Task goal: Transcribe each of the records below exactly, excluding all pictures.

Extracts from a graphics dataset:
--------------------------------------------------
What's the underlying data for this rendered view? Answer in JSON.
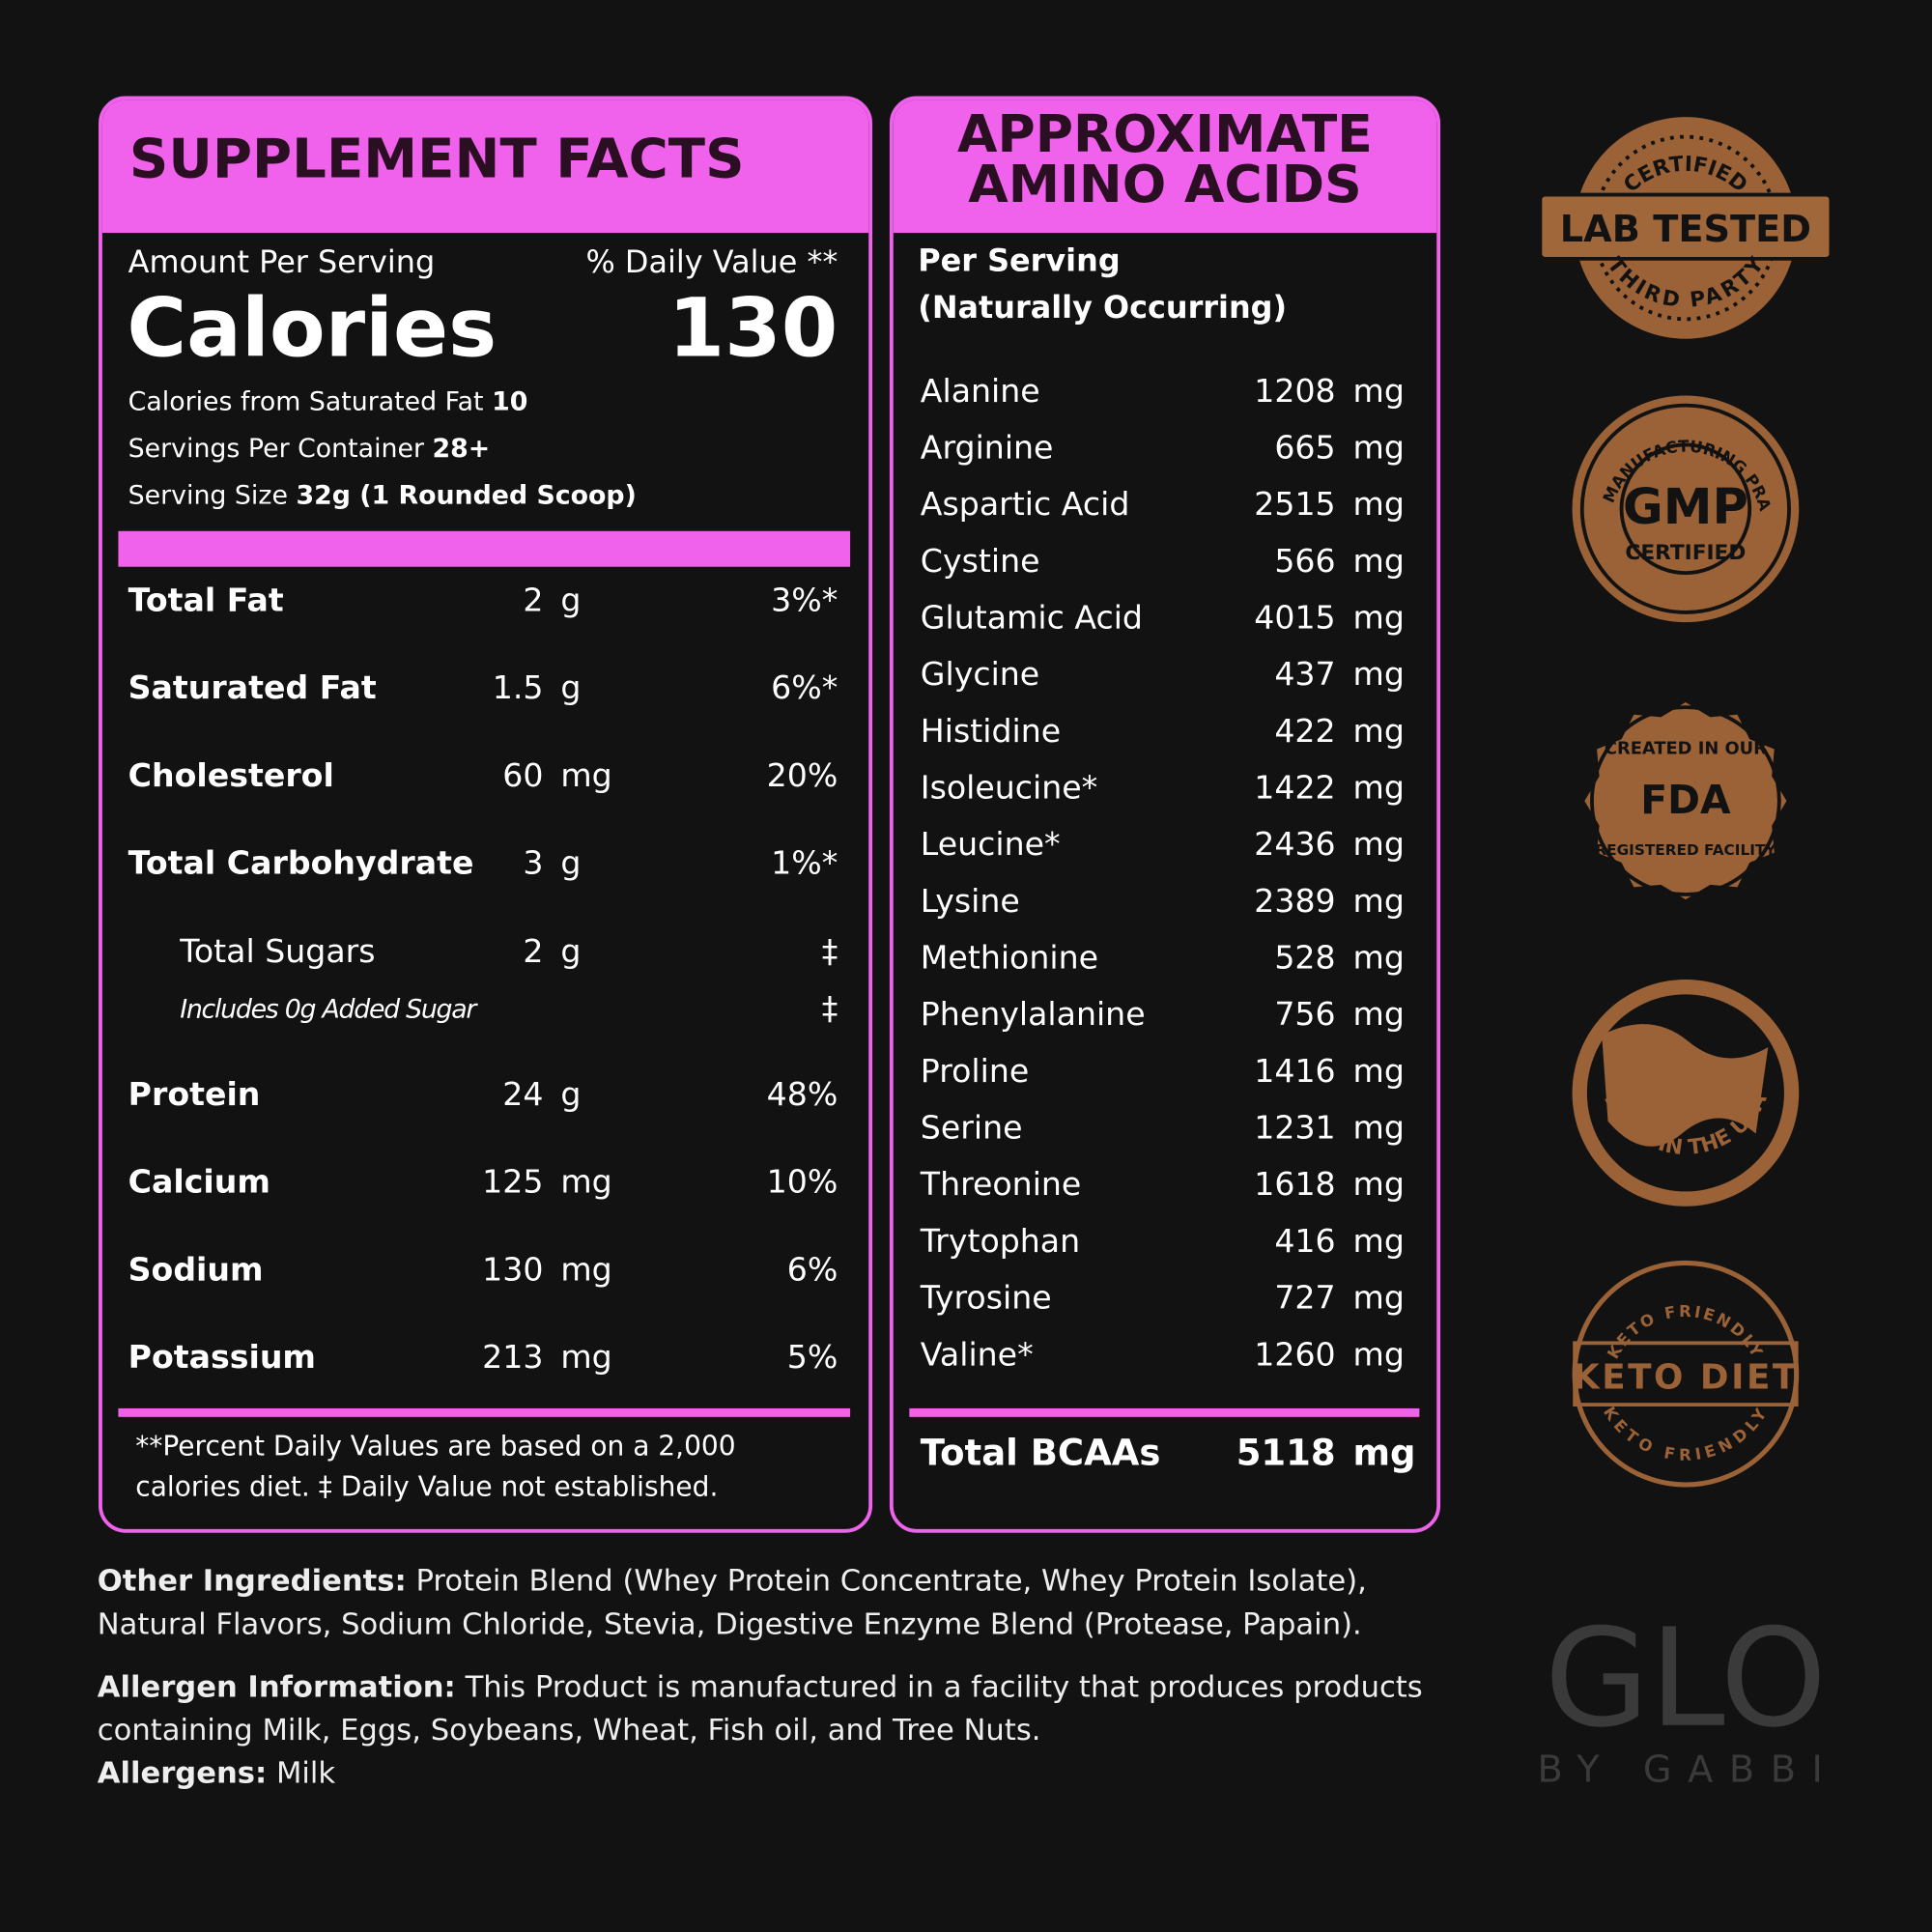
{
  "supplement_facts": {
    "title": "SUPPLEMENT FACTS",
    "amount_per_serving": "Amount Per Serving",
    "daily_value_header": "% Daily Value **",
    "calories_label": "Calories",
    "calories_value": "130",
    "details": [
      {
        "label": "Calories from Saturated Fat",
        "value": "10"
      },
      {
        "label": "Servings Per Container",
        "value": "28+"
      },
      {
        "label": "Serving Size",
        "value": "32g (1 Rounded Scoop)"
      }
    ],
    "nutrients": [
      {
        "name": "Total Fat",
        "amount": "2",
        "unit": "g",
        "daily_value": "3%*"
      },
      {
        "name": "Saturated Fat",
        "amount": "1.5",
        "unit": "g",
        "daily_value": "6%*"
      },
      {
        "name": "Cholesterol",
        "amount": "60",
        "unit": "mg",
        "daily_value": "20%"
      },
      {
        "name": "Total Carbohydrate",
        "amount": "3",
        "unit": "g",
        "daily_value": "1%*",
        "sub": [
          {
            "name": "Total Sugars",
            "amount": "2",
            "unit": "g",
            "daily_value": "‡"
          },
          {
            "name": "Includes 0g Added Sugar",
            "daily_value": "‡"
          }
        ]
      },
      {
        "name": "Protein",
        "amount": "24",
        "unit": "g",
        "daily_value": "48%"
      },
      {
        "name": "Calcium",
        "amount": "125",
        "unit": "mg",
        "daily_value": "10%"
      },
      {
        "name": "Sodium",
        "amount": "130",
        "unit": "mg",
        "daily_value": "6%"
      },
      {
        "name": "Potassium",
        "amount": "213",
        "unit": "mg",
        "daily_value": "5%"
      }
    ],
    "footnote": "**Percent Daily Values are based on a 2,000 calories diet. ‡ Daily Value not established."
  },
  "amino_acids": {
    "title_lines": [
      "APPROXIMATE",
      "AMINO ACIDS"
    ],
    "subtitle_lines": [
      "Per Serving",
      "(Naturally Occurring)"
    ],
    "acids": [
      {
        "name": "Alanine",
        "amount": "1208",
        "unit": "mg"
      },
      {
        "name": "Arginine",
        "amount": "665",
        "unit": "mg"
      },
      {
        "name": "Aspartic Acid",
        "amount": "2515",
        "unit": "mg"
      },
      {
        "name": "Cystine",
        "amount": "566",
        "unit": "mg"
      },
      {
        "name": "Glutamic Acid",
        "amount": "4015",
        "unit": "mg"
      },
      {
        "name": "Glycine",
        "amount": "437",
        "unit": "mg"
      },
      {
        "name": "Histidine",
        "amount": "422",
        "unit": "mg"
      },
      {
        "name": "Isoleucine*",
        "amount": "1422",
        "unit": "mg"
      },
      {
        "name": "Leucine*",
        "amount": "2436",
        "unit": "mg"
      },
      {
        "name": "Lysine",
        "amount": "2389",
        "unit": "mg"
      },
      {
        "name": "Methionine",
        "amount": "528",
        "unit": "mg"
      },
      {
        "name": "Phenylalanine",
        "amount": "756",
        "unit": "mg"
      },
      {
        "name": "Proline",
        "amount": "1416",
        "unit": "mg"
      },
      {
        "name": "Serine",
        "amount": "1231",
        "unit": "mg"
      },
      {
        "name": "Threonine",
        "amount": "1618",
        "unit": "mg"
      },
      {
        "name": "Trytophan",
        "amount": "416",
        "unit": "mg"
      },
      {
        "name": "Tyrosine",
        "amount": "727",
        "unit": "mg"
      },
      {
        "name": "Valine*",
        "amount": "1260",
        "unit": "mg"
      }
    ],
    "total": {
      "name": "Total BCAAs",
      "amount": "5118",
      "unit": "mg"
    }
  },
  "other_ingredients": {
    "label": "Other Ingredients:",
    "text": "Protein Blend (Whey Protein Concentrate, Whey Protein Isolate), Natural Flavors, Sodium Chloride, Stevia, Digestive Enzyme Blend (Protease, Papain)."
  },
  "allergen_information": {
    "label": "Allergen Information:",
    "text": "This Product is manufactured in a facility that produces products containing Milk, Eggs, Soybeans, Wheat, Fish oil, and Tree Nuts."
  },
  "allergens": {
    "label": "Allergens:",
    "text": "Milk"
  },
  "badges": [
    {
      "top": "CERTIFIED",
      "main": "LAB TESTED",
      "bottom": "THIRD PARTY"
    },
    {
      "top": "GOOD MANUFACTURING PRACTICE",
      "main": "GMP",
      "bottom": "CERTIFIED"
    },
    {
      "top": "CREATED IN OUR",
      "main": "FDA",
      "bottom": "REGISTERED FACILITY"
    },
    {
      "bottom": "MADE IN THE USA"
    },
    {
      "top": "KETO FRIENDLY",
      "main": "KETO DIET",
      "bottom": "KETO FRIENDLY"
    }
  ],
  "logo": {
    "name": "GLO",
    "tagline": "BY GABBI"
  }
}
--------------------------------------------------
Solution to the problem:
What's the underlying data for this rendered view? Answer in JSON.
{
  "supplement_facts": {
    "title": "SUPPLEMENT FACTS",
    "amount_per_serving": "Amount Per Serving",
    "daily_value_header": "% Daily Value **",
    "calories_label": "Calories",
    "calories_value": "130",
    "details": [
      {
        "label": "Calories from Saturated Fat",
        "value": "10"
      },
      {
        "label": "Servings Per Container",
        "value": "28+"
      },
      {
        "label": "Serving Size",
        "value": "32g (1 Rounded Scoop)"
      }
    ],
    "nutrients": [
      {
        "name": "Total Fat",
        "amount": "2",
        "unit": "g",
        "daily_value": "3%*"
      },
      {
        "name": "Saturated Fat",
        "amount": "1.5",
        "unit": "g",
        "daily_value": "6%*"
      },
      {
        "name": "Cholesterol",
        "amount": "60",
        "unit": "mg",
        "daily_value": "20%"
      },
      {
        "name": "Total Carbohydrate",
        "amount": "3",
        "unit": "g",
        "daily_value": "1%*",
        "sub": [
          {
            "name": "Total Sugars",
            "amount": "2",
            "unit": "g",
            "daily_value": "‡"
          },
          {
            "name": "Includes 0g Added Sugar",
            "daily_value": "‡"
          }
        ]
      },
      {
        "name": "Protein",
        "amount": "24",
        "unit": "g",
        "daily_value": "48%"
      },
      {
        "name": "Calcium",
        "amount": "125",
        "unit": "mg",
        "daily_value": "10%"
      },
      {
        "name": "Sodium",
        "amount": "130",
        "unit": "mg",
        "daily_value": "6%"
      },
      {
        "name": "Potassium",
        "amount": "213",
        "unit": "mg",
        "daily_value": "5%"
      }
    ],
    "footnote": "**Percent Daily Values are based on a 2,000 calories diet. ‡ Daily Value not established."
  },
  "amino_acids": {
    "title_lines": [
      "APPROXIMATE",
      "AMINO ACIDS"
    ],
    "subtitle_lines": [
      "Per Serving",
      "(Naturally Occurring)"
    ],
    "acids": [
      {
        "name": "Alanine",
        "amount": "1208",
        "unit": "mg"
      },
      {
        "name": "Arginine",
        "amount": "665",
        "unit": "mg"
      },
      {
        "name": "Aspartic Acid",
        "amount": "2515",
        "unit": "mg"
      },
      {
        "name": "Cystine",
        "amount": "566",
        "unit": "mg"
      },
      {
        "name": "Glutamic Acid",
        "amount": "4015",
        "unit": "mg"
      },
      {
        "name": "Glycine",
        "amount": "437",
        "unit": "mg"
      },
      {
        "name": "Histidine",
        "amount": "422",
        "unit": "mg"
      },
      {
        "name": "Isoleucine*",
        "amount": "1422",
        "unit": "mg"
      },
      {
        "name": "Leucine*",
        "amount": "2436",
        "unit": "mg"
      },
      {
        "name": "Lysine",
        "amount": "2389",
        "unit": "mg"
      },
      {
        "name": "Methionine",
        "amount": "528",
        "unit": "mg"
      },
      {
        "name": "Phenylalanine",
        "amount": "756",
        "unit": "mg"
      },
      {
        "name": "Proline",
        "amount": "1416",
        "unit": "mg"
      },
      {
        "name": "Serine",
        "amount": "1231",
        "unit": "mg"
      },
      {
        "name": "Threonine",
        "amount": "1618",
        "unit": "mg"
      },
      {
        "name": "Trytophan",
        "amount": "416",
        "unit": "mg"
      },
      {
        "name": "Tyrosine",
        "amount": "727",
        "unit": "mg"
      },
      {
        "name": "Valine*",
        "amount": "1260",
        "unit": "mg"
      }
    ],
    "total": {
      "name": "Total BCAAs",
      "amount": "5118",
      "unit": "mg"
    }
  },
  "other_ingredients": {
    "label": "Other Ingredients:",
    "text": "Protein Blend (Whey Protein Concentrate, Whey Protein Isolate), Natural Flavors, Sodium Chloride, Stevia, Digestive Enzyme Blend (Protease, Papain)."
  },
  "allergen_information": {
    "label": "Allergen Information:",
    "text": "This Product is manufactured in a facility that produces products containing Milk, Eggs, Soybeans, Wheat, Fish oil, and Tree Nuts."
  },
  "allergens": {
    "label": "Allergens:",
    "text": "Milk"
  },
  "badges": [
    {
      "top": "CERTIFIED",
      "main": "LAB TESTED",
      "bottom": "THIRD PARTY"
    },
    {
      "top": "GOOD MANUFACTURING PRACTICE",
      "main": "GMP",
      "bottom": "CERTIFIED"
    },
    {
      "top": "CREATED IN OUR",
      "main": "FDA",
      "bottom": "REGISTERED FACILITY"
    },
    {
      "bottom": "MADE IN THE USA"
    },
    {
      "top": "KETO FRIENDLY",
      "main": "KETO DIET",
      "bottom": "KETO FRIENDLY"
    }
  ],
  "logo": {
    "name": "GLO",
    "tagline": "BY GABBI"
  }
}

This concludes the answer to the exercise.